Find all the lines with "должны" and gather them.

= = = = = = =

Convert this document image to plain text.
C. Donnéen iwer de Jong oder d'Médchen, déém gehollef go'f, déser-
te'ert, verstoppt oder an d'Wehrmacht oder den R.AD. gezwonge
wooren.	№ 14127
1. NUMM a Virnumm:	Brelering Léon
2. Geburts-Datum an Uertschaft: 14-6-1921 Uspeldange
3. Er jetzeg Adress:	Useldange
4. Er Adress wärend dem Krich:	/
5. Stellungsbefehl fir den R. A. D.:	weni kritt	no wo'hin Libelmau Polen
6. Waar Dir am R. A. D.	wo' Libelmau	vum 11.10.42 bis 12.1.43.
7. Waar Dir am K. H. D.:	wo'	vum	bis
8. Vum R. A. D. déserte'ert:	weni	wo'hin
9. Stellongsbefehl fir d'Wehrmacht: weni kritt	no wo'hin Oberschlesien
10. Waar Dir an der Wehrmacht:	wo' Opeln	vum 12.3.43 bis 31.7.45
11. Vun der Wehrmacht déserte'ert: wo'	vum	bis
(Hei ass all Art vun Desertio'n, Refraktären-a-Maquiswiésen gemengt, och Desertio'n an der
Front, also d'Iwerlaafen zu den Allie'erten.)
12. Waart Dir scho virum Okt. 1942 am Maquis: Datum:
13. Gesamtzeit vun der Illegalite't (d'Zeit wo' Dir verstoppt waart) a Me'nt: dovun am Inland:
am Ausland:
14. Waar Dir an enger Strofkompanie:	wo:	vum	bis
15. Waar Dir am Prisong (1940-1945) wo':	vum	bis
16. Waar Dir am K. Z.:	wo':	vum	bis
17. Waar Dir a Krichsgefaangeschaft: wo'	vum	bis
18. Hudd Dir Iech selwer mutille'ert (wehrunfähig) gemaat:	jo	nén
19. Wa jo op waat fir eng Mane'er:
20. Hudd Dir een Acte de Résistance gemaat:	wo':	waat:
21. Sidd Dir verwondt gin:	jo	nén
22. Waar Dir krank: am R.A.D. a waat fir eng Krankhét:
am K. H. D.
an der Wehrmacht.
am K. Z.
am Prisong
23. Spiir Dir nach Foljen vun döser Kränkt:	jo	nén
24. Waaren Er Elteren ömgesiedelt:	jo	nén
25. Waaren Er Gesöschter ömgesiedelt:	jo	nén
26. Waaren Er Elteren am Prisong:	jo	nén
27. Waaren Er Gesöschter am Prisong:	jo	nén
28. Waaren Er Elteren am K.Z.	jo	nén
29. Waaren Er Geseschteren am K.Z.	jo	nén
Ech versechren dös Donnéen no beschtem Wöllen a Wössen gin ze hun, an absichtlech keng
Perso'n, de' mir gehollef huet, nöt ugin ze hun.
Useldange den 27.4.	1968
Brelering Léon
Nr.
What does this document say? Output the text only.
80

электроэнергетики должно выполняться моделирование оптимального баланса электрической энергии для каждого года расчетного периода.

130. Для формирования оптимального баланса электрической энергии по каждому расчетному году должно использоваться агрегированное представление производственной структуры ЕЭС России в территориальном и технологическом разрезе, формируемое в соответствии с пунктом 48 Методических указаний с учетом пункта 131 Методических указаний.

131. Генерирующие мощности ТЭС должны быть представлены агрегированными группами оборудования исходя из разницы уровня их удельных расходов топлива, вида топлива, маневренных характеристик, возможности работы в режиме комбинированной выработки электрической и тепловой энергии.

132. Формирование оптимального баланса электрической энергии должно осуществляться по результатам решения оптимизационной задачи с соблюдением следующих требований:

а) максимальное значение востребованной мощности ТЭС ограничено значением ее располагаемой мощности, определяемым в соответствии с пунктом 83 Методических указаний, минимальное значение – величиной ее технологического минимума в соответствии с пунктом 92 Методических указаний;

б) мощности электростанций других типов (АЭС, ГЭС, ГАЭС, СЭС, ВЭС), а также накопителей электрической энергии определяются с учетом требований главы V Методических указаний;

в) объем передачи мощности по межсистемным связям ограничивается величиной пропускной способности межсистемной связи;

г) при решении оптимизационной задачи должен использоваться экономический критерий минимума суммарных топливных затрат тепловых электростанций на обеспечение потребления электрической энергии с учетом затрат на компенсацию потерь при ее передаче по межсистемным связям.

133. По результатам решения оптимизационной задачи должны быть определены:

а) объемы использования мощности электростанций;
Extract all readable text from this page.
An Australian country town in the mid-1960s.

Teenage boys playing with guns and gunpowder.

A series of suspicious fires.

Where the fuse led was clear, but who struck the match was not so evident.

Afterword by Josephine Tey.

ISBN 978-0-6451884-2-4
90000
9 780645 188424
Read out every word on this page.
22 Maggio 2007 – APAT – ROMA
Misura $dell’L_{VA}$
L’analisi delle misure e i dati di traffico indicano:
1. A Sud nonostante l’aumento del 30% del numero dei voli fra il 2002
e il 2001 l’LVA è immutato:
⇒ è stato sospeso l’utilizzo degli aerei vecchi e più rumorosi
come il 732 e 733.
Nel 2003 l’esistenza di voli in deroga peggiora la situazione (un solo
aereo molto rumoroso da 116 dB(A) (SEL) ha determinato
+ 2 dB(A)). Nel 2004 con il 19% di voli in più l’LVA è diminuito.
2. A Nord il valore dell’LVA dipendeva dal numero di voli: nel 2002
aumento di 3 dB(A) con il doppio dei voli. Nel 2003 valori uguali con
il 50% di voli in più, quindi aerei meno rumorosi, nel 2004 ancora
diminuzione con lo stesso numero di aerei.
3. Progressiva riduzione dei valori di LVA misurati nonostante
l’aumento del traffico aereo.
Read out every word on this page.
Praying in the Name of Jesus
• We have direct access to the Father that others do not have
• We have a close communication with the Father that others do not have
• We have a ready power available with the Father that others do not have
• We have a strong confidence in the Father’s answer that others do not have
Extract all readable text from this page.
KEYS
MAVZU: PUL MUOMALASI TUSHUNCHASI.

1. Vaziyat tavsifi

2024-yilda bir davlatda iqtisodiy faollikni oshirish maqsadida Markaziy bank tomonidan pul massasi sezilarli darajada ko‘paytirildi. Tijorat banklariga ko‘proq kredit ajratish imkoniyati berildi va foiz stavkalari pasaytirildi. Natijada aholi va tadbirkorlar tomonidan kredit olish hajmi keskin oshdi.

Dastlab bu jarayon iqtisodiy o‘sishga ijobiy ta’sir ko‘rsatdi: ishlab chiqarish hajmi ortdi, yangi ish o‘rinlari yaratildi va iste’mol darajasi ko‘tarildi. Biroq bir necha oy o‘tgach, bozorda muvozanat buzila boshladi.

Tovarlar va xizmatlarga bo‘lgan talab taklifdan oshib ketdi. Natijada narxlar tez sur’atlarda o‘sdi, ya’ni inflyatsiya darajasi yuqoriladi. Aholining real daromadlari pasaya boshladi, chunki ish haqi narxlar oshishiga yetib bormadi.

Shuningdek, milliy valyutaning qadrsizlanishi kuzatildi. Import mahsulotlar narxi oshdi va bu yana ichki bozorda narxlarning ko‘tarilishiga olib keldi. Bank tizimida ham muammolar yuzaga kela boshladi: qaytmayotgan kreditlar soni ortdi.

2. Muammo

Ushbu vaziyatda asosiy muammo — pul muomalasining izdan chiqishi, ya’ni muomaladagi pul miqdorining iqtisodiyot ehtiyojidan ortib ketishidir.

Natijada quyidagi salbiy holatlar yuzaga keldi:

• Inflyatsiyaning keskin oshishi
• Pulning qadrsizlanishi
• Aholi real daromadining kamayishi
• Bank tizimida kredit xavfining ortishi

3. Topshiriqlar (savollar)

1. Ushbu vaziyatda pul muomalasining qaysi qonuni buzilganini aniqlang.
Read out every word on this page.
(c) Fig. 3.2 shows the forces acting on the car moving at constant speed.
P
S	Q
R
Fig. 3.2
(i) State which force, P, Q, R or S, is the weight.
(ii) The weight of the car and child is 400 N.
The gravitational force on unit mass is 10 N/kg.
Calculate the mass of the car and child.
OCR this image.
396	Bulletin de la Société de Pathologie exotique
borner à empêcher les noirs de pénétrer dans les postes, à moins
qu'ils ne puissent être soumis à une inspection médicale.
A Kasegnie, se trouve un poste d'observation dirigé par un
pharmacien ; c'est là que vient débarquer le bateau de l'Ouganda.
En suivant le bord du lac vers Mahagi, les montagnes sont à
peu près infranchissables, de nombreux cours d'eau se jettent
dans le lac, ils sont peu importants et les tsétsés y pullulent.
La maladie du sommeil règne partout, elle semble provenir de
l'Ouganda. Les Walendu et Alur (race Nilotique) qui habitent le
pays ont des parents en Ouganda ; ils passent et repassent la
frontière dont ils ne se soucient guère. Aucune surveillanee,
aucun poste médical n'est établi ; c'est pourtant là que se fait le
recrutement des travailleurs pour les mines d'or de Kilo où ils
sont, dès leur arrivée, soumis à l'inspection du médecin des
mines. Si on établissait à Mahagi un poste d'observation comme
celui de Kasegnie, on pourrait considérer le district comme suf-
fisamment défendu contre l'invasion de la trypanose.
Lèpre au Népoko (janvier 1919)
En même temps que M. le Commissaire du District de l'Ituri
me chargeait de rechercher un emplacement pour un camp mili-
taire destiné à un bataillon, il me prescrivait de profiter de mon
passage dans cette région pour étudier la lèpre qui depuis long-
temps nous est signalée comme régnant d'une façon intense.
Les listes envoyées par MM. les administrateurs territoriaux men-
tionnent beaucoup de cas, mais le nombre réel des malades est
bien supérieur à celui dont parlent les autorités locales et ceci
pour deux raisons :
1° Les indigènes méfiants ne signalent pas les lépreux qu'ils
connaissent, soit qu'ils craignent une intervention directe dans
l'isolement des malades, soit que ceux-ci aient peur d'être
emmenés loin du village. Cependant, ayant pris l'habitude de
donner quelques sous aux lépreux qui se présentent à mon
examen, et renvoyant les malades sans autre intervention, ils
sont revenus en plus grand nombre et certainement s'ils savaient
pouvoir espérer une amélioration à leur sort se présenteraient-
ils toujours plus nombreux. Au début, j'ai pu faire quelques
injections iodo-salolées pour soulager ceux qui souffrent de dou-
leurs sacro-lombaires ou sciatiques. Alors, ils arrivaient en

= = = = = = =

▸ **EXERCISE SOLUTION**:
131. Генерирующие мощности ТЭС должны быть представлены агрегированными группами оборудования исходя из разницы уровня их удельных расходов топлива, вида топлива, маневренных характеристик, возможности работы в режиме комбинированной выработки электрической и тепловой энергии.
133. По результатам решения оптимизационной задачи должны быть определены:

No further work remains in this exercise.